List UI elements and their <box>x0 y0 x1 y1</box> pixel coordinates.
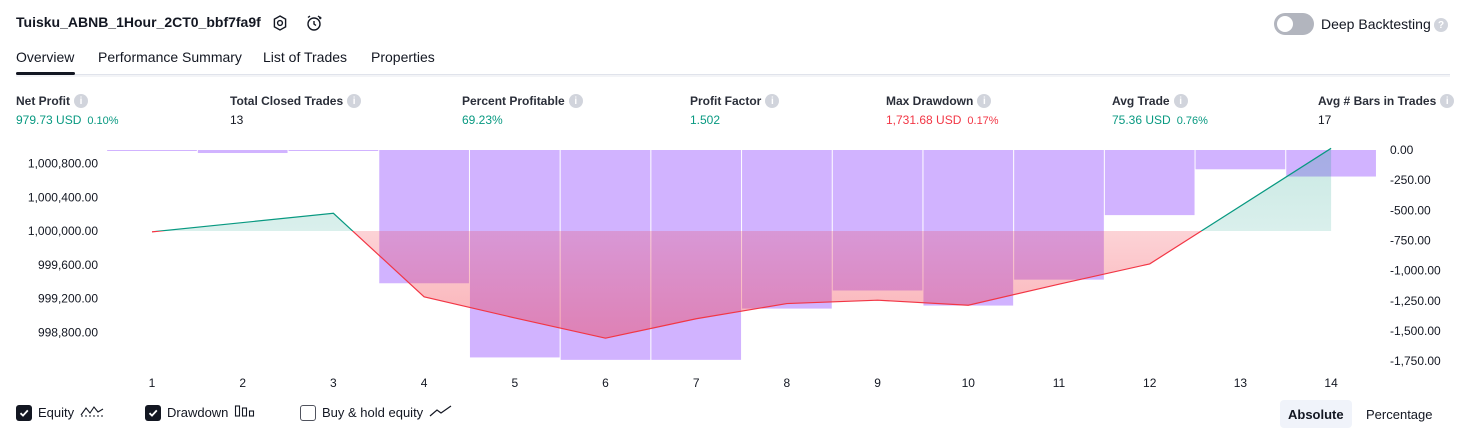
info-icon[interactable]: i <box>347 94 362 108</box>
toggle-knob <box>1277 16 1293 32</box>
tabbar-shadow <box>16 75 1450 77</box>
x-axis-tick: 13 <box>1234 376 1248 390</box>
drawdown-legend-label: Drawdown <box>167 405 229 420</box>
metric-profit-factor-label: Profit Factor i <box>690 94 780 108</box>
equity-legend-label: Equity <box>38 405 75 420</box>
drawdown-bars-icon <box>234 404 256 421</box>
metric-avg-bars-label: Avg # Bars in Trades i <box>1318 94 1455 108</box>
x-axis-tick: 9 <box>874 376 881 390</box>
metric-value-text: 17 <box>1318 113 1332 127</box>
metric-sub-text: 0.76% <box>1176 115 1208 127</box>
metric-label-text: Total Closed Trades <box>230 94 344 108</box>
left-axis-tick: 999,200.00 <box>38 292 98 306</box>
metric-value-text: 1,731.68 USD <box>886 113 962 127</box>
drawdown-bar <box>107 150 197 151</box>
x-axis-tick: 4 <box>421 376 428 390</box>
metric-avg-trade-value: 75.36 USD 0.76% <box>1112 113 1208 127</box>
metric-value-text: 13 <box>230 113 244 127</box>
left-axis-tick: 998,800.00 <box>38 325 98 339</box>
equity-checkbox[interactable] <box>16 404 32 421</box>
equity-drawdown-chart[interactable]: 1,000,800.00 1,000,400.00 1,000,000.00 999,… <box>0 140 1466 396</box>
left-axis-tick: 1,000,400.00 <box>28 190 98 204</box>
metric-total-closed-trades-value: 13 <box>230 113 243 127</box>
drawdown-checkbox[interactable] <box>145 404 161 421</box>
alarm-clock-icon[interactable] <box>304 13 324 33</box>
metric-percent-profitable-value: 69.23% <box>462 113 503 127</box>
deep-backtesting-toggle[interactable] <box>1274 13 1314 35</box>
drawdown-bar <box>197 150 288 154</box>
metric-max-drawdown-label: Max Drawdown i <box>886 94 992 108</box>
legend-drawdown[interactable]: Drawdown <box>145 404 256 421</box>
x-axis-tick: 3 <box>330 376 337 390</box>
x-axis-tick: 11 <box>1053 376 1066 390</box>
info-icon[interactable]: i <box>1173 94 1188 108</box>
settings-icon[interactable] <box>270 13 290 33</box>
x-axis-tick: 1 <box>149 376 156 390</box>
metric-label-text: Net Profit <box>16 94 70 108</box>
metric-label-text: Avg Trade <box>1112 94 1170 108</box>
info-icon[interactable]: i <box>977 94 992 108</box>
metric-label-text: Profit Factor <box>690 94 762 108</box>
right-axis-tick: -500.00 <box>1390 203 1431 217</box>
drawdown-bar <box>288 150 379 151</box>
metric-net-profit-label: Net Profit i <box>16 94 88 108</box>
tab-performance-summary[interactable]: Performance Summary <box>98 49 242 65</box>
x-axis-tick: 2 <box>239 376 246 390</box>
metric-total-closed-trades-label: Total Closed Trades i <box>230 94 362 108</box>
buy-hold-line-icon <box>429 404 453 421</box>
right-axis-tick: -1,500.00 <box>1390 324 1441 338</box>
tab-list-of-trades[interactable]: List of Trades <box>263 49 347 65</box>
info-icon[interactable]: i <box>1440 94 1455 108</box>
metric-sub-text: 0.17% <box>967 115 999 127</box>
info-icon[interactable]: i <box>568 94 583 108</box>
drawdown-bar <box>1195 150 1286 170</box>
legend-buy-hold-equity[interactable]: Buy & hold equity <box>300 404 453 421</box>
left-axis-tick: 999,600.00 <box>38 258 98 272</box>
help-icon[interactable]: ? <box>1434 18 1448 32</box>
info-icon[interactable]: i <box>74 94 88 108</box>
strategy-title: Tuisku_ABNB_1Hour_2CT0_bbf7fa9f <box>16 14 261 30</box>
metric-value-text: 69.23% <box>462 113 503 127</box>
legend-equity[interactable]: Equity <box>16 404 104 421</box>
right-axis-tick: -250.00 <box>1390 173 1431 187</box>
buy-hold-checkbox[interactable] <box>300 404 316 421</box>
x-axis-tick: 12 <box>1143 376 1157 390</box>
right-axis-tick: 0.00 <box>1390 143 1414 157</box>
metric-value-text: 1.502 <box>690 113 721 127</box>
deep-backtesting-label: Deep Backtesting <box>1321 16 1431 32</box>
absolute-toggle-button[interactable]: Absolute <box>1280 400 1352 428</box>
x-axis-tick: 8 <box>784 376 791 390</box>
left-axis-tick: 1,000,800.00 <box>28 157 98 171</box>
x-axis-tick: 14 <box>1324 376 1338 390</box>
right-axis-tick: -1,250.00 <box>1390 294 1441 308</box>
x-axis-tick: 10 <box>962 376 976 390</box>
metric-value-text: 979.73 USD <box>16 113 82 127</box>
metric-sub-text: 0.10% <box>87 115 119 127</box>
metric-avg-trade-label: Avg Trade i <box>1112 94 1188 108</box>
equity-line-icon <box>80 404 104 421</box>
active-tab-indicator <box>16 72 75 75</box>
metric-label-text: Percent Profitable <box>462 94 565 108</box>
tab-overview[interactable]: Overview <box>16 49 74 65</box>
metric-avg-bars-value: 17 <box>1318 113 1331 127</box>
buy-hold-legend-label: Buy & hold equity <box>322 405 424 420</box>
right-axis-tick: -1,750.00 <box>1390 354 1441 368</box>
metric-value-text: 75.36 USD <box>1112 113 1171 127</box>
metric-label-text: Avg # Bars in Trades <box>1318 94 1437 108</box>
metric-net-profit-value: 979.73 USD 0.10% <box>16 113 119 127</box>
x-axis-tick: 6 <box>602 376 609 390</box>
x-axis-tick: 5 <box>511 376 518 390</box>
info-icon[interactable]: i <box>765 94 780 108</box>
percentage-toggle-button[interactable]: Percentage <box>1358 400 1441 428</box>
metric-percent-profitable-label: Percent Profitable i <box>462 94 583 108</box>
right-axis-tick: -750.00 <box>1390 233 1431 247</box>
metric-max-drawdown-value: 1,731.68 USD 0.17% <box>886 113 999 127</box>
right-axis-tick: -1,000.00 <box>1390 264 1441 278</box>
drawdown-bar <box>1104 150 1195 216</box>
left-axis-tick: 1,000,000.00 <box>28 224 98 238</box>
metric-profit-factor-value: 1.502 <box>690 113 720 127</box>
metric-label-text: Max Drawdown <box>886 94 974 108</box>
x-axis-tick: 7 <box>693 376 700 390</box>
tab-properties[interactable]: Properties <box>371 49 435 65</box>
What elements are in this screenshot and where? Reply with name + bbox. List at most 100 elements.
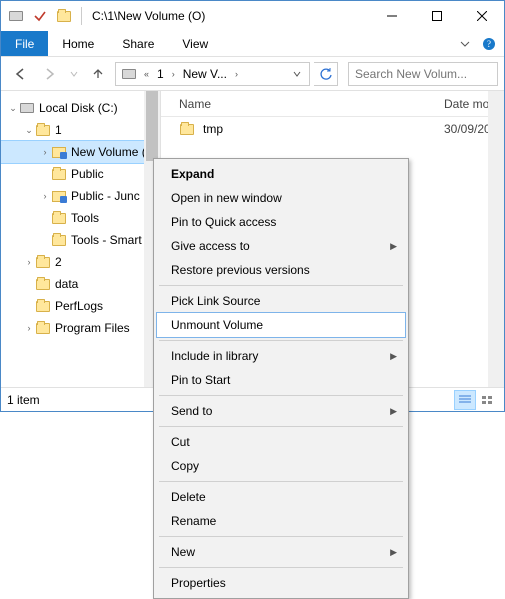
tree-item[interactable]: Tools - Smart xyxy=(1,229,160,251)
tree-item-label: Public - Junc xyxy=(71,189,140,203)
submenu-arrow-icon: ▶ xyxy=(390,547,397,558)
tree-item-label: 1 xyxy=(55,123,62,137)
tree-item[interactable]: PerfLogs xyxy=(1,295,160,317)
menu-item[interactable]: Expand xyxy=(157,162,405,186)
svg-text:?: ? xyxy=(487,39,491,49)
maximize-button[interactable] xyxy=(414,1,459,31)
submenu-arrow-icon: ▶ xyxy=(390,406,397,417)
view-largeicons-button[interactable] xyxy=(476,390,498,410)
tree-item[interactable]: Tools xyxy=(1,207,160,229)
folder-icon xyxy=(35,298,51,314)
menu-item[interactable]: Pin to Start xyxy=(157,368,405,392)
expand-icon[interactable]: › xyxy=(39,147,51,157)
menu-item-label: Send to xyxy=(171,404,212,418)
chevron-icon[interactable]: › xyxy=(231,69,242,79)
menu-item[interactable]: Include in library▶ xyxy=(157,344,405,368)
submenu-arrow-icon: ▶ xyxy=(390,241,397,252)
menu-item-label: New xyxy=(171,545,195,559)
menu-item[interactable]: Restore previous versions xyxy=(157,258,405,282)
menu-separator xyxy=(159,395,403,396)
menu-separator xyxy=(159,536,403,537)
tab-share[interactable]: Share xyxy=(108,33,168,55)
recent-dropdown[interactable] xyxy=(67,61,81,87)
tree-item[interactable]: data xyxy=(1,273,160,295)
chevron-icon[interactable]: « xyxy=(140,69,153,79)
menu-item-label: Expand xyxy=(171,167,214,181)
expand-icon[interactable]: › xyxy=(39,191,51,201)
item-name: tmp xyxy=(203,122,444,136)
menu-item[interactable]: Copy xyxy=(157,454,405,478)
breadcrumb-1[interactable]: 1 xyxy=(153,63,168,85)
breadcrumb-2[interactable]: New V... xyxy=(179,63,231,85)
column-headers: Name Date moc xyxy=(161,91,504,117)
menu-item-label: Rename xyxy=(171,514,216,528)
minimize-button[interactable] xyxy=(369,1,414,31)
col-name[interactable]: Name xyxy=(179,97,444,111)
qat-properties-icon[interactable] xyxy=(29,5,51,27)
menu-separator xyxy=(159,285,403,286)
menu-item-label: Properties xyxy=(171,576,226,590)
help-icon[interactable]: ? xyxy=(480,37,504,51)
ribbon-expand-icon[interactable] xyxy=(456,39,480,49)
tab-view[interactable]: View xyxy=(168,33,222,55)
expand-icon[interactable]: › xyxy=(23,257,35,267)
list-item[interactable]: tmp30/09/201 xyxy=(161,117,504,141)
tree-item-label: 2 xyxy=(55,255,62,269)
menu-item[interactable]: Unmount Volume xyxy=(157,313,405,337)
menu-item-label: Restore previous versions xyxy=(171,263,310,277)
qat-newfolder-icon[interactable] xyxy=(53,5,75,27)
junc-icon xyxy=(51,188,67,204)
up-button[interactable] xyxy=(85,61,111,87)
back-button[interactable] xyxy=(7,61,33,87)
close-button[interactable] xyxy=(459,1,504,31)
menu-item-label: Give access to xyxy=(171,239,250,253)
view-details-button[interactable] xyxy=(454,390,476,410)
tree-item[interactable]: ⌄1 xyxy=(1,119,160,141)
#####
● **Problem statement**
Return the lines from the one containing "tree-item[interactable]: Tools - Smart" through the one containing "folder-icon xyxy=(35,298,51,314)", inclusive, reproduced verbatim.

● **Completed task**
tree-item[interactable]: Tools - Smart xyxy=(1,229,160,251)
tree-item-label: Public - Junc xyxy=(71,189,140,203)
submenu-arrow-icon: ▶ xyxy=(390,547,397,558)
tree-item-label: 1 xyxy=(55,123,62,137)
tree-item[interactable]: PerfLogs xyxy=(1,295,160,317)
menu-item[interactable]: Expand xyxy=(157,162,405,186)
svg-text:?: ? xyxy=(487,39,491,49)
maximize-button[interactable] xyxy=(414,1,459,31)
submenu-arrow-icon: ▶ xyxy=(390,406,397,417)
view-largeicons-button[interactable] xyxy=(476,390,498,410)
tree-item[interactable]: Tools xyxy=(1,207,160,229)
folder-icon xyxy=(35,298,51,314)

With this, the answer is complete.